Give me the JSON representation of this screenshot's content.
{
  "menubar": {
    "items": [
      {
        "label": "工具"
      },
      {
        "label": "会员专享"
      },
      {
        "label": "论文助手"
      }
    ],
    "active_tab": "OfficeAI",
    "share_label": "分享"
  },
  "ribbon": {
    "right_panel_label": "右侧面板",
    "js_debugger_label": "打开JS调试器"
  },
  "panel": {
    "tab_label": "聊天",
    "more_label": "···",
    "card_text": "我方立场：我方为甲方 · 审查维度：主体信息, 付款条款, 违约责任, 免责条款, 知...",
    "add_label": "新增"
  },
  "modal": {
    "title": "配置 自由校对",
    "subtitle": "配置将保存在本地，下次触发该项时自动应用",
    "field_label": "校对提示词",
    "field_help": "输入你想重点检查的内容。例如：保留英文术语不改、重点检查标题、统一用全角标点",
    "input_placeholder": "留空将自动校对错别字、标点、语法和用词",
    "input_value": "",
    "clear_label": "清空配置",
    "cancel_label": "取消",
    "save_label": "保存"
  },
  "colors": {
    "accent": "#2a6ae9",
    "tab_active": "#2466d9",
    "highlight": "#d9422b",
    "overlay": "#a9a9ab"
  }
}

————

• **Work to complete**
Transcribe every entry verbatim.

• **Answer to the problem**
Give me the JSON representation of this screenshot's content.
{
  "menubar": {
    "items": [
      {
        "label": "工具"
      },
      {
        "label": "会员专享"
      },
      {
        "label": "论文助手"
      }
    ],
    "active_tab": "OfficeAI",
    "share_label": "分享"
  },
  "ribbon": {
    "right_panel_label": "右侧面板",
    "js_debugger_label": "打开JS调试器"
  },
  "panel": {
    "tab_label": "聊天",
    "more_label": "···",
    "card_text": "我方立场：我方为甲方 · 审查维度：主体信息, 付款条款, 违约责任, 免责条款, 知...",
    "add_label": "新增"
  },
  "modal": {
    "title": "配置 自由校对",
    "subtitle": "配置将保存在本地，下次触发该项时自动应用",
    "field_label": "校对提示词",
    "field_help": "输入你想重点检查的内容。例如：保留英文术语不改、重点检查标题、统一用全角标点",
    "input_placeholder": "留空将自动校对错别字、标点、语法和用词",
    "input_value": "",
    "clear_label": "清空配置",
    "cancel_label": "取消",
    "save_label": "保存"
  },
  "colors": {
    "accent": "#2a6ae9",
    "tab_active": "#2466d9",
    "highlight": "#d9422b",
    "overlay": "#a9a9ab"
  }
}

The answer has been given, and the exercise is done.